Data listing
- - - -

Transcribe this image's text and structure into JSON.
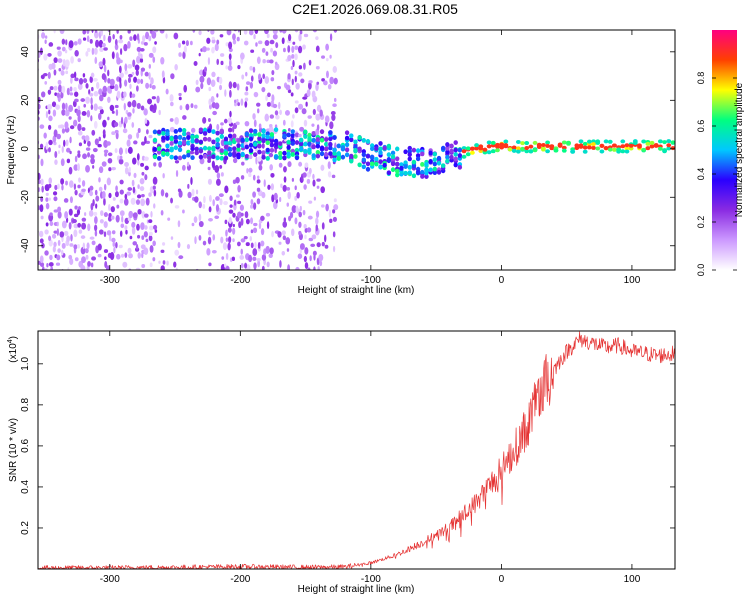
{
  "title": "C2E1.2026.069.08.31.R05",
  "chart_data": [
    {
      "type": "heatmap",
      "panel": "spectrogram",
      "xlabel": "Height of straight line (km)",
      "ylabel": "Frequency (Hz)",
      "xlim": [
        -355,
        133
      ],
      "ylim": [
        -50,
        49
      ],
      "xticks": [
        -300,
        -200,
        -100,
        0,
        100
      ],
      "yticks": [
        -40,
        -20,
        0,
        20,
        40
      ],
      "colorbar": {
        "label": "Normalized spectral amplitude",
        "range": [
          0.0,
          1.0
        ],
        "ticks": [
          0.0,
          0.2,
          0.4,
          0.6,
          0.8
        ],
        "colors": [
          "#ffffff",
          "#cc99ff",
          "#8a2be2",
          "#2a00ff",
          "#00c8ff",
          "#00ff80",
          "#ffff00",
          "#ff4000",
          "#ff0080"
        ]
      },
      "ridge": {
        "description_points": [
          {
            "x": -265,
            "y": 2
          },
          {
            "x": -200,
            "y": 2
          },
          {
            "x": -140,
            "y": 2
          },
          {
            "x": -120,
            "y": 1
          },
          {
            "x": -100,
            "y": -3
          },
          {
            "x": -80,
            "y": -5
          },
          {
            "x": -60,
            "y": -6
          },
          {
            "x": -40,
            "y": -4
          },
          {
            "x": -20,
            "y": 0
          },
          {
            "x": 0,
            "y": 1
          },
          {
            "x": 30,
            "y": 1
          },
          {
            "x": 60,
            "y": 1
          },
          {
            "x": 133,
            "y": 1
          }
        ]
      }
    },
    {
      "type": "line",
      "panel": "snr",
      "xlabel": "Height of straight line (km)",
      "ylabel": "SNR (10 * v/v)",
      "scale_note": "(x10",
      "scale_exp": "4",
      "color": "#e53333",
      "xlim": [
        -355,
        133
      ],
      "ylim": [
        0,
        1.16
      ],
      "xticks": [
        -300,
        -200,
        -100,
        0,
        100
      ],
      "yticks": [
        0.2,
        0.4,
        0.6,
        0.8,
        1.0
      ],
      "ytick_labels": [
        "0.2",
        "0.4",
        "0.6",
        "0.8",
        "1.0"
      ],
      "series": [
        {
          "name": "SNR",
          "x": [
            -355,
            -300,
            -250,
            -200,
            -150,
            -120,
            -100,
            -80,
            -60,
            -40,
            -30,
            -20,
            -10,
            0,
            10,
            20,
            30,
            40,
            50,
            60,
            70,
            80,
            90,
            100,
            110,
            120,
            133
          ],
          "y": [
            0.005,
            0.006,
            0.008,
            0.012,
            0.008,
            0.01,
            0.03,
            0.07,
            0.13,
            0.2,
            0.26,
            0.32,
            0.4,
            0.48,
            0.58,
            0.7,
            0.86,
            0.97,
            1.06,
            1.12,
            1.1,
            1.08,
            1.09,
            1.06,
            1.05,
            1.04,
            1.05
          ]
        }
      ]
    }
  ]
}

- - - -

#### [What to work on]
Make an exact copy of all entries above, dropping the images.

#### [Task result]
Transcribe this image's text and structure into JSON.
{
  "title": "C2E1.2026.069.08.31.R05",
  "chart_data": [
    {
      "type": "heatmap",
      "panel": "spectrogram",
      "xlabel": "Height of straight line (km)",
      "ylabel": "Frequency (Hz)",
      "xlim": [
        -355,
        133
      ],
      "ylim": [
        -50,
        49
      ],
      "xticks": [
        -300,
        -200,
        -100,
        0,
        100
      ],
      "yticks": [
        -40,
        -20,
        0,
        20,
        40
      ],
      "colorbar": {
        "label": "Normalized spectral amplitude",
        "range": [
          0.0,
          1.0
        ],
        "ticks": [
          0.0,
          0.2,
          0.4,
          0.6,
          0.8
        ],
        "colors": [
          "#ffffff",
          "#cc99ff",
          "#8a2be2",
          "#2a00ff",
          "#00c8ff",
          "#00ff80",
          "#ffff00",
          "#ff4000",
          "#ff0080"
        ]
      },
      "ridge": {
        "description_points": [
          {
            "x": -265,
            "y": 2
          },
          {
            "x": -200,
            "y": 2
          },
          {
            "x": -140,
            "y": 2
          },
          {
            "x": -120,
            "y": 1
          },
          {
            "x": -100,
            "y": -3
          },
          {
            "x": -80,
            "y": -5
          },
          {
            "x": -60,
            "y": -6
          },
          {
            "x": -40,
            "y": -4
          },
          {
            "x": -20,
            "y": 0
          },
          {
            "x": 0,
            "y": 1
          },
          {
            "x": 30,
            "y": 1
          },
          {
            "x": 60,
            "y": 1
          },
          {
            "x": 133,
            "y": 1
          }
        ]
      }
    },
    {
      "type": "line",
      "panel": "snr",
      "xlabel": "Height of straight line (km)",
      "ylabel": "SNR (10 * v/v)",
      "scale_note": "(x10",
      "scale_exp": "4",
      "color": "#e53333",
      "xlim": [
        -355,
        133
      ],
      "ylim": [
        0,
        1.16
      ],
      "xticks": [
        -300,
        -200,
        -100,
        0,
        100
      ],
      "yticks": [
        0.2,
        0.4,
        0.6,
        0.8,
        1.0
      ],
      "ytick_labels": [
        "0.2",
        "0.4",
        "0.6",
        "0.8",
        "1.0"
      ],
      "series": [
        {
          "name": "SNR",
          "x": [
            -355,
            -300,
            -250,
            -200,
            -150,
            -120,
            -100,
            -80,
            -60,
            -40,
            -30,
            -20,
            -10,
            0,
            10,
            20,
            30,
            40,
            50,
            60,
            70,
            80,
            90,
            100,
            110,
            120,
            133
          ],
          "y": [
            0.005,
            0.006,
            0.008,
            0.012,
            0.008,
            0.01,
            0.03,
            0.07,
            0.13,
            0.2,
            0.26,
            0.32,
            0.4,
            0.48,
            0.58,
            0.7,
            0.86,
            0.97,
            1.06,
            1.12,
            1.1,
            1.08,
            1.09,
            1.06,
            1.05,
            1.04,
            1.05
          ]
        }
      ]
    }
  ]
}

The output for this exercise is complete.